What is asked: Search the records that follow and extract every line containing the string "Bugatti".

─── Material for this task

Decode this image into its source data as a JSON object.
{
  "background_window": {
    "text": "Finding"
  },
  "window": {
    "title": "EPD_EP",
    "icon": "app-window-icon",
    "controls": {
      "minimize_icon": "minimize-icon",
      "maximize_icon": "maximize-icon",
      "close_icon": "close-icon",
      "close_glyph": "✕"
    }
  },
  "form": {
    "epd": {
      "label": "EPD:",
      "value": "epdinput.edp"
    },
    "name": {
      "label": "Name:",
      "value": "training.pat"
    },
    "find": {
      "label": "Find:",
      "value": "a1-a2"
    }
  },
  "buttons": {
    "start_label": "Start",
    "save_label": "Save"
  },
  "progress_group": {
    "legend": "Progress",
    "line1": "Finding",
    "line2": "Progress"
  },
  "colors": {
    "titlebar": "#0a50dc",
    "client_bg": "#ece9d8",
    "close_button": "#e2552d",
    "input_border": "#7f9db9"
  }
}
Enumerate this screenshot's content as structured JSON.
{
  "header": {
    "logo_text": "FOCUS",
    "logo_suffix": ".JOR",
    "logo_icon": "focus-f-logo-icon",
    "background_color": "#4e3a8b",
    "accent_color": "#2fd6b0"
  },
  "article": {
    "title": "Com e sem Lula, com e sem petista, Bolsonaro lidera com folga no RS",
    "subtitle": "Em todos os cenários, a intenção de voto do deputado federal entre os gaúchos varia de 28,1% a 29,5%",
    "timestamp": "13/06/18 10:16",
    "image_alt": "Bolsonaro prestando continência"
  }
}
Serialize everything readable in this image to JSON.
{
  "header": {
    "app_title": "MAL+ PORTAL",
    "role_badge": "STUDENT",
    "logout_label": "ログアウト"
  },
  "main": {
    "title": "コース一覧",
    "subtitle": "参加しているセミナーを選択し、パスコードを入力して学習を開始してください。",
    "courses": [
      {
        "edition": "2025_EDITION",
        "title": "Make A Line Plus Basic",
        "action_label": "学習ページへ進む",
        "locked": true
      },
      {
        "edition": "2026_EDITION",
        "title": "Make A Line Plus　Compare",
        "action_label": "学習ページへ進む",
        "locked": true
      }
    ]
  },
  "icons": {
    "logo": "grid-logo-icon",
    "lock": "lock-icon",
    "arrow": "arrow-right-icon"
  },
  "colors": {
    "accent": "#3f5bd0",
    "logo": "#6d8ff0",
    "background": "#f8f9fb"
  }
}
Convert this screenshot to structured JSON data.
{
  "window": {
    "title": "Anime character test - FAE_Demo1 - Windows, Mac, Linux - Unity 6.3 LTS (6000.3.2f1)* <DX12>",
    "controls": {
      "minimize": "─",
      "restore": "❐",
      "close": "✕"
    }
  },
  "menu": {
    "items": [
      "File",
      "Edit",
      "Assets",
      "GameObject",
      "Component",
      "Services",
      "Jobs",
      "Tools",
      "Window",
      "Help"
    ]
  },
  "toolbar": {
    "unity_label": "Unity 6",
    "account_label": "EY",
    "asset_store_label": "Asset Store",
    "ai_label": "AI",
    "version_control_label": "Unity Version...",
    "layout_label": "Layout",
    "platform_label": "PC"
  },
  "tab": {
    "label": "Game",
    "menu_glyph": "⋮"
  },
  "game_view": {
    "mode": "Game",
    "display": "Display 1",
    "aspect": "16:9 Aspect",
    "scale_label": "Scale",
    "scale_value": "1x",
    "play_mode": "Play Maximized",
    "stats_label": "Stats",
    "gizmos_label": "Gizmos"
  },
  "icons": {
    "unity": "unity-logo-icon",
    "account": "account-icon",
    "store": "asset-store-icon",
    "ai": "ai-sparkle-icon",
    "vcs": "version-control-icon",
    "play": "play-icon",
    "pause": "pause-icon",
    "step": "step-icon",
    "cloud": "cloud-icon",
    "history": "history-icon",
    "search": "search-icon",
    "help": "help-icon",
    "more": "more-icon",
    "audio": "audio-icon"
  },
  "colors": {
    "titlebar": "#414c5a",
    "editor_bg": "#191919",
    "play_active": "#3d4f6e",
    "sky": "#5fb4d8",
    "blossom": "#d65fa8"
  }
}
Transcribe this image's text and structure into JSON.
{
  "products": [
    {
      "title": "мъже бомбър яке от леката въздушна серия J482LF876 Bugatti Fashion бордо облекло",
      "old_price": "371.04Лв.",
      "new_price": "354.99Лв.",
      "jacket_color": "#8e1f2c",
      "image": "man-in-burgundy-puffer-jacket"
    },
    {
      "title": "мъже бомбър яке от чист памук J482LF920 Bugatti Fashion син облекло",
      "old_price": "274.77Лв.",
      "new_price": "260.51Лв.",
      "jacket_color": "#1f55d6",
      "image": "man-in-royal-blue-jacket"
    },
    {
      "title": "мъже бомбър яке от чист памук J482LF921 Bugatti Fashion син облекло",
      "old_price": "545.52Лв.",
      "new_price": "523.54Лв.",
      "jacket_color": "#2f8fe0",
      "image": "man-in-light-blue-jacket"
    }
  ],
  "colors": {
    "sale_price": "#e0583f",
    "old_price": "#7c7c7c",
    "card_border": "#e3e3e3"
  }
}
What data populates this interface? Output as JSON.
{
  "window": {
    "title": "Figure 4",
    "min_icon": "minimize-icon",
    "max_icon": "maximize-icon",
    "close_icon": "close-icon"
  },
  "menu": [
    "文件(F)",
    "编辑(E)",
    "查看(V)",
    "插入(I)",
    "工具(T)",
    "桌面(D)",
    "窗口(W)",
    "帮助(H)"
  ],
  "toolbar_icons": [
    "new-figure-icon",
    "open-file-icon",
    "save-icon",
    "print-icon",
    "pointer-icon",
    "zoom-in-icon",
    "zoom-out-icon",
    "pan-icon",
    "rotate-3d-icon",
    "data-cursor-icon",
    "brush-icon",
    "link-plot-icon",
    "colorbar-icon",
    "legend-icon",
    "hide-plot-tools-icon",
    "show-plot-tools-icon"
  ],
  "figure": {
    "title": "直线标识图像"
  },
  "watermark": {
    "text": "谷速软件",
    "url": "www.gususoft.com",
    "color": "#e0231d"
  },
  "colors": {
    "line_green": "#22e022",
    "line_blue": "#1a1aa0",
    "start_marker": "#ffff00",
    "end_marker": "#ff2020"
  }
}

──────

Completed task:
      "title": "мъже бомбър яке от леката въздушна серия J482LF876 Bugatti Fashion бордо облекло",
      "title": "мъже бомбър яке от чист памук J482LF920 Bugatti Fashion син облекло",
      "title": "мъже бомбър яке от чист памук J482LF921 Bugatti Fashion син облекло",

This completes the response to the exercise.